__WRITTEN TASK__: Here are some records; quote them exactly, leaving out the pictures.

◆ ◆ ◆ ◆ ◆ ◆ ◆

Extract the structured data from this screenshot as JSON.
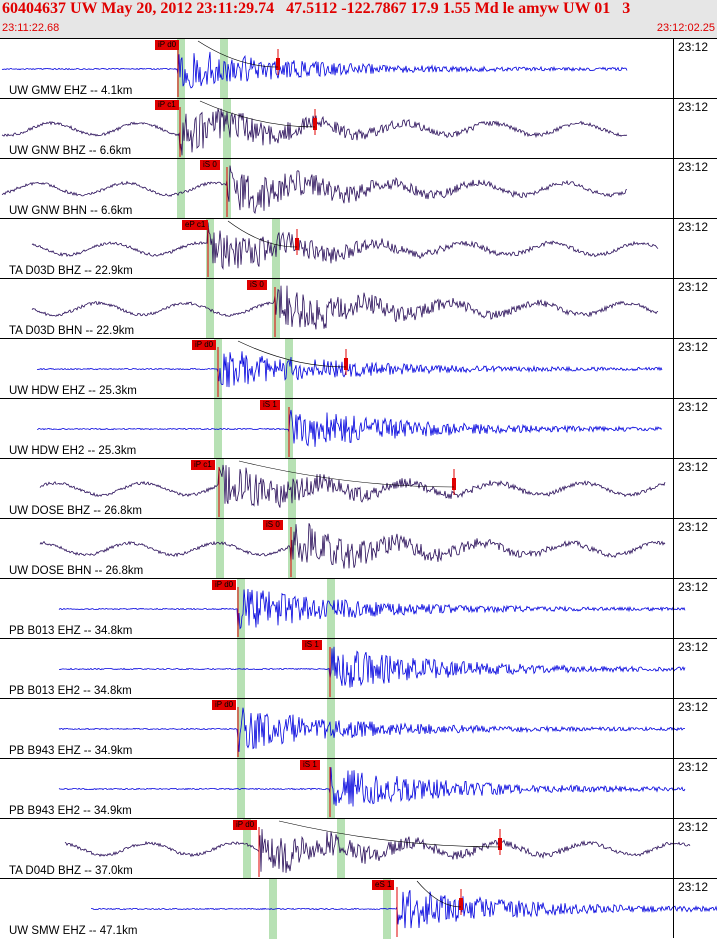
{
  "header": {
    "title": "60404637 UW May 20, 2012 23:11:29.74   47.5112 -122.7867 17.9 1.55 Md le amyw UW 01   3",
    "start_time": "23:11:22.68",
    "end_time": "23:12:02.25"
  },
  "colors": {
    "header_bg": "#e6e6e6",
    "header_text": "#e00000",
    "pick_red": "#e00000",
    "window_green": "#b7e1b4",
    "trace_blue": "#0000dd",
    "trace_purple": "#2a0f5a"
  },
  "panels": [
    {
      "label": "UW GMW EHZ -- 4.1km",
      "time": "23:12",
      "pick": "iP d0",
      "color": "blue",
      "onset": 0.3,
      "end": 0.95
    },
    {
      "label": "UW GNW BHZ -- 6.6km",
      "time": "23:12",
      "pick": "iP c1",
      "color": "purple",
      "onset": 0.3,
      "end": 0.95
    },
    {
      "label": "UW GNW BHN -- 6.6km",
      "time": "23:12",
      "pick": "iS 0",
      "color": "purple",
      "onset": 0.34,
      "end": 0.95
    },
    {
      "label": "TA D03D BHZ -- 22.9km",
      "time": "23:12",
      "pick": "eP c1",
      "color": "purple",
      "onset": 0.37,
      "end": 0.99
    },
    {
      "label": "TA D03D BHN -- 22.9km",
      "time": "23:12",
      "pick": "iS 0",
      "color": "purple",
      "onset": 0.4,
      "end": 0.99
    },
    {
      "label": "UW HDW EHZ -- 25.3km",
      "time": "23:12",
      "pick": "iP d0",
      "color": "blue",
      "onset": 0.33,
      "end": 0.99
    },
    {
      "label": "UW HDW EH2 -- 25.3km",
      "time": "23:12",
      "pick": "iS 1",
      "color": "blue",
      "onset": 0.4,
      "end": 0.99
    },
    {
      "label": "UW DOSE BHZ -- 26.8km",
      "time": "23:12",
      "pick": "iP c1",
      "color": "purple",
      "onset": 0.33,
      "end": 0.99
    },
    {
      "label": "UW DOSE BHN -- 26.8km",
      "time": "23:12",
      "pick": "iS 0",
      "color": "purple",
      "onset": 0.43,
      "end": 0.99
    },
    {
      "label": "PB B013 EHZ -- 34.8km",
      "time": "23:12",
      "pick": "iP d0",
      "color": "blue",
      "onset": 0.36,
      "end": 0.99
    },
    {
      "label": "PB B013 EH2 -- 34.8km",
      "time": "23:12",
      "pick": "iS 1",
      "color": "blue",
      "onset": 0.49,
      "end": 0.99
    },
    {
      "label": "PB B943 EHZ -- 34.9km",
      "time": "23:12",
      "pick": "iP d0",
      "color": "blue",
      "onset": 0.36,
      "end": 0.99
    },
    {
      "label": "PB B943 EH2 -- 34.9km",
      "time": "23:12",
      "pick": "iS 1",
      "color": "blue",
      "onset": 0.49,
      "end": 0.99
    },
    {
      "label": "TA D04D BHZ -- 37.0km",
      "time": "23:12",
      "pick": "iP d0",
      "color": "purple",
      "onset": 0.38,
      "end": 0.99
    },
    {
      "label": "UW SMW EHZ -- 47.1km",
      "time": "23:12",
      "pick": "eS 1",
      "color": "blue",
      "onset": 0.57,
      "end": 0.99
    }
  ]
}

◆ ◆ ◆ ◆ ◆ ◆ ◆

__WORKED ANSWER__:
Extract the structured data from this screenshot as JSON.
{
  "header": {
    "title": "60404637 UW May 20, 2012 23:11:29.74   47.5112 -122.7867 17.9 1.55 Md le amyw UW 01   3",
    "start_time": "23:11:22.68",
    "end_time": "23:12:02.25"
  },
  "colors": {
    "header_bg": "#e6e6e6",
    "header_text": "#e00000",
    "pick_red": "#e00000",
    "window_green": "#b7e1b4",
    "trace_blue": "#0000dd",
    "trace_purple": "#2a0f5a"
  },
  "panels": [
    {
      "label": "UW GMW EHZ -- 4.1km",
      "time": "23:12",
      "pick": "iP d0",
      "color": "blue",
      "onset": 0.3,
      "end": 0.95
    },
    {
      "label": "UW GNW BHZ -- 6.6km",
      "time": "23:12",
      "pick": "iP c1",
      "color": "purple",
      "onset": 0.3,
      "end": 0.95
    },
    {
      "label": "UW GNW BHN -- 6.6km",
      "time": "23:12",
      "pick": "iS 0",
      "color": "purple",
      "onset": 0.34,
      "end": 0.95
    },
    {
      "label": "TA D03D BHZ -- 22.9km",
      "time": "23:12",
      "pick": "eP c1",
      "color": "purple",
      "onset": 0.37,
      "end": 0.99
    },
    {
      "label": "TA D03D BHN -- 22.9km",
      "time": "23:12",
      "pick": "iS 0",
      "color": "purple",
      "onset": 0.4,
      "end": 0.99
    },
    {
      "label": "UW HDW EHZ -- 25.3km",
      "time": "23:12",
      "pick": "iP d0",
      "color": "blue",
      "onset": 0.33,
      "end": 0.99
    },
    {
      "label": "UW HDW EH2 -- 25.3km",
      "time": "23:12",
      "pick": "iS 1",
      "color": "blue",
      "onset": 0.4,
      "end": 0.99
    },
    {
      "label": "UW DOSE BHZ -- 26.8km",
      "time": "23:12",
      "pick": "iP c1",
      "color": "purple",
      "onset": 0.33,
      "end": 0.99
    },
    {
      "label": "UW DOSE BHN -- 26.8km",
      "time": "23:12",
      "pick": "iS 0",
      "color": "purple",
      "onset": 0.43,
      "end": 0.99
    },
    {
      "label": "PB B013 EHZ -- 34.8km",
      "time": "23:12",
      "pick": "iP d0",
      "color": "blue",
      "onset": 0.36,
      "end": 0.99
    },
    {
      "label": "PB B013 EH2 -- 34.8km",
      "time": "23:12",
      "pick": "iS 1",
      "color": "blue",
      "onset": 0.49,
      "end": 0.99
    },
    {
      "label": "PB B943 EHZ -- 34.9km",
      "time": "23:12",
      "pick": "iP d0",
      "color": "blue",
      "onset": 0.36,
      "end": 0.99
    },
    {
      "label": "PB B943 EH2 -- 34.9km",
      "time": "23:12",
      "pick": "iS 1",
      "color": "blue",
      "onset": 0.49,
      "end": 0.99
    },
    {
      "label": "TA D04D BHZ -- 37.0km",
      "time": "23:12",
      "pick": "iP d0",
      "color": "purple",
      "onset": 0.38,
      "end": 0.99
    },
    {
      "label": "UW SMW EHZ -- 47.1km",
      "time": "23:12",
      "pick": "eS 1",
      "color": "blue",
      "onset": 0.57,
      "end": 0.99
    }
  ]
}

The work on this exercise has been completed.